Exercise goal
Locate the lines where "xlabel" occurs and copy them as they stand.

****************************************

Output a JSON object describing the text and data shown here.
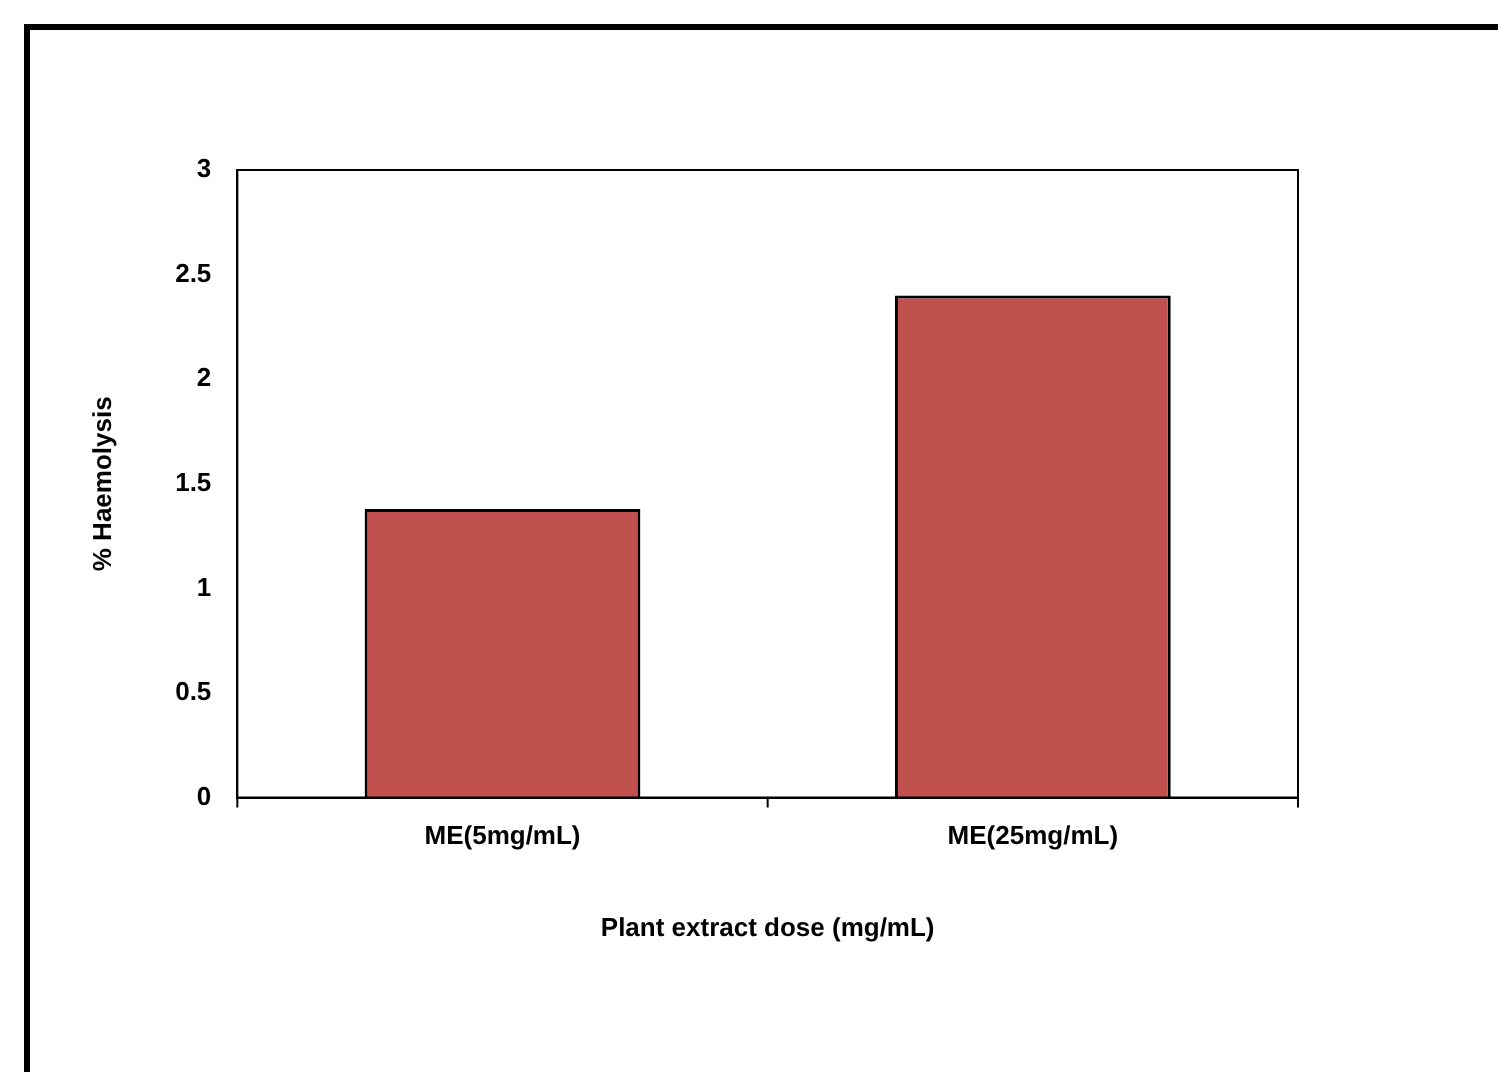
{
  "chart_data": {
    "type": "bar",
    "categories": [
      "ME(5mg/mL)",
      "ME(25mg/mL)"
    ],
    "values": [
      1.38,
      2.4
    ],
    "color": "#c0504d",
    "xlabel": "Plant extract dose (mg/mL)",
    "ylabel": "% Haemolysis",
    "ylim": [
      0,
      3
    ],
    "yticks": [
      0,
      0.5,
      1,
      1.5,
      2,
      2.5,
      3
    ],
    "grid": false,
    "legend": false
  }
}
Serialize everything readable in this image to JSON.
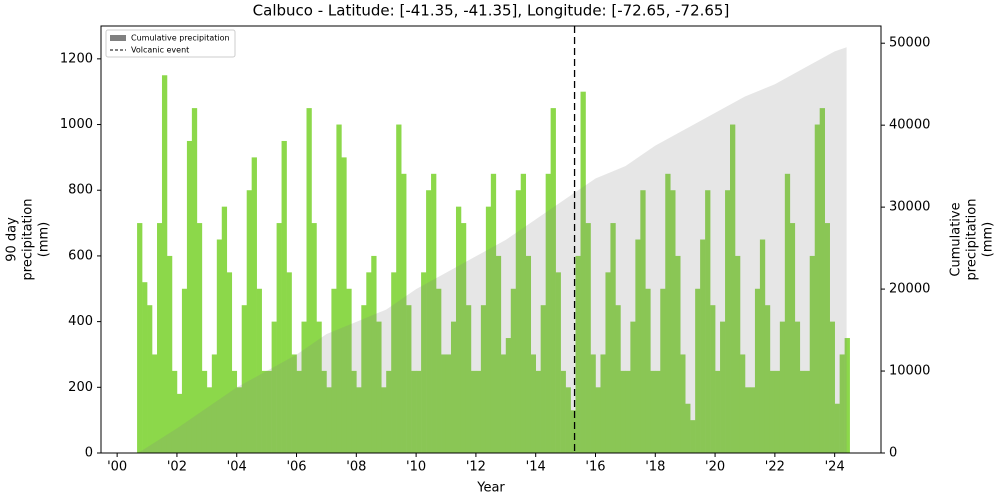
{
  "chart_data": {
    "type": "bar",
    "title": "Calbuco - Latitude: [-41.35, -41.35], Longitude: [-72.65, -72.65]",
    "xlabel": "Year",
    "ylabel": [
      "90 day",
      "precipitation",
      "(mm)"
    ],
    "y2label": [
      "Cumulative",
      "precipitation",
      "(mm)"
    ],
    "xlim": [
      1999.46,
      2025.55
    ],
    "ylim": [
      0,
      1300
    ],
    "y2lim": [
      0,
      52100
    ],
    "xticks": [
      {
        "value": 2000,
        "label": "'00"
      },
      {
        "value": 2002,
        "label": "'02"
      },
      {
        "value": 2004,
        "label": "'04"
      },
      {
        "value": 2006,
        "label": "'06"
      },
      {
        "value": 2008,
        "label": "'08"
      },
      {
        "value": 2010,
        "label": "'10"
      },
      {
        "value": 2012,
        "label": "'12"
      },
      {
        "value": 2014,
        "label": "'14"
      },
      {
        "value": 2016,
        "label": "'16"
      },
      {
        "value": 2018,
        "label": "'18"
      },
      {
        "value": 2020,
        "label": "'20"
      },
      {
        "value": 2022,
        "label": "'22"
      },
      {
        "value": 2024,
        "label": "'24"
      }
    ],
    "yticks": [
      0,
      200,
      400,
      600,
      800,
      1000,
      1200
    ],
    "y2ticks": [
      0,
      10000,
      20000,
      30000,
      40000,
      50000
    ],
    "legend": "upper left",
    "bars": {
      "color": "#8cd84a",
      "bar_width": 0.1667,
      "x": [
        2000.75,
        2000.917,
        2001.083,
        2001.25,
        2001.417,
        2001.583,
        2001.75,
        2001.917,
        2002.083,
        2002.25,
        2002.417,
        2002.583,
        2002.75,
        2002.917,
        2003.083,
        2003.25,
        2003.417,
        2003.583,
        2003.75,
        2003.917,
        2004.083,
        2004.25,
        2004.417,
        2004.583,
        2004.75,
        2004.917,
        2005.083,
        2005.25,
        2005.417,
        2005.583,
        2005.75,
        2005.917,
        2006.083,
        2006.25,
        2006.417,
        2006.583,
        2006.75,
        2006.917,
        2007.083,
        2007.25,
        2007.417,
        2007.583,
        2007.75,
        2007.917,
        2008.083,
        2008.25,
        2008.417,
        2008.583,
        2008.75,
        2008.917,
        2009.083,
        2009.25,
        2009.417,
        2009.583,
        2009.75,
        2009.917,
        2010.083,
        2010.25,
        2010.417,
        2010.583,
        2010.75,
        2010.917,
        2011.083,
        2011.25,
        2011.417,
        2011.583,
        2011.75,
        2011.917,
        2012.083,
        2012.25,
        2012.417,
        2012.583,
        2012.75,
        2012.917,
        2013.083,
        2013.25,
        2013.417,
        2013.583,
        2013.75,
        2013.917,
        2014.083,
        2014.25,
        2014.417,
        2014.583,
        2014.75,
        2014.917,
        2015.083,
        2015.25,
        2015.417,
        2015.583,
        2015.75,
        2015.917,
        2016.083,
        2016.25,
        2016.417,
        2016.583,
        2016.75,
        2016.917,
        2017.083,
        2017.25,
        2017.417,
        2017.583,
        2017.75,
        2017.917,
        2018.083,
        2018.25,
        2018.417,
        2018.583,
        2018.75,
        2018.917,
        2019.083,
        2019.25,
        2019.417,
        2019.583,
        2019.75,
        2019.917,
        2020.083,
        2020.25,
        2020.417,
        2020.583,
        2020.75,
        2020.917,
        2021.083,
        2021.25,
        2021.417,
        2021.583,
        2021.75,
        2021.917,
        2022.083,
        2022.25,
        2022.417,
        2022.583,
        2022.75,
        2022.917,
        2023.083,
        2023.25,
        2023.417,
        2023.583,
        2023.75,
        2023.917,
        2024.083,
        2024.25,
        2024.417
      ],
      "values": [
        700,
        520,
        450,
        300,
        700,
        1150,
        600,
        250,
        180,
        500,
        950,
        1050,
        700,
        250,
        200,
        300,
        650,
        750,
        550,
        250,
        200,
        450,
        800,
        900,
        500,
        250,
        250,
        400,
        700,
        950,
        550,
        300,
        250,
        400,
        1050,
        700,
        400,
        250,
        200,
        500,
        1000,
        900,
        500,
        250,
        200,
        450,
        550,
        600,
        400,
        200,
        250,
        550,
        1000,
        850,
        450,
        250,
        250,
        550,
        800,
        850,
        500,
        300,
        300,
        400,
        750,
        700,
        450,
        250,
        250,
        450,
        750,
        850,
        600,
        300,
        350,
        500,
        800,
        850,
        600,
        300,
        250,
        450,
        850,
        1050,
        550,
        250,
        200,
        130,
        600,
        1100,
        700,
        300,
        200,
        300,
        550,
        700,
        450,
        250,
        250,
        400,
        650,
        800,
        500,
        250,
        250,
        500,
        850,
        800,
        600,
        300,
        150,
        100,
        500,
        650,
        800,
        450,
        250,
        400,
        800,
        1000,
        600,
        300,
        200,
        200,
        500,
        650,
        450,
        250,
        250,
        400,
        850,
        700,
        400,
        250,
        250,
        600,
        1000,
        1050,
        700,
        400,
        150,
        300,
        350
      ]
    },
    "cumulative": {
      "name": "Cumulative precipitation",
      "color": "#808080",
      "axis": "y2",
      "x": [
        2000.7,
        2002,
        2003,
        2004,
        2005,
        2006,
        2007,
        2008,
        2009,
        2010,
        2011,
        2012,
        2013,
        2014,
        2015,
        2016,
        2017,
        2018,
        2019,
        2020,
        2021,
        2022,
        2023,
        2024,
        2024.4
      ],
      "values": [
        0,
        3000,
        5500,
        8000,
        10000,
        12000,
        14500,
        16000,
        17500,
        20000,
        22000,
        24000,
        26000,
        28500,
        31000,
        33500,
        35000,
        37500,
        39500,
        41500,
        43500,
        45000,
        47000,
        49000,
        49500
      ]
    },
    "event": {
      "name": "Volcanic event",
      "x": 2015.3,
      "color": "#000000"
    }
  }
}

****************************************

Output for this task
    "xlabel": "Plant extract dose (mg/mL)",
    "xlabel": "Year",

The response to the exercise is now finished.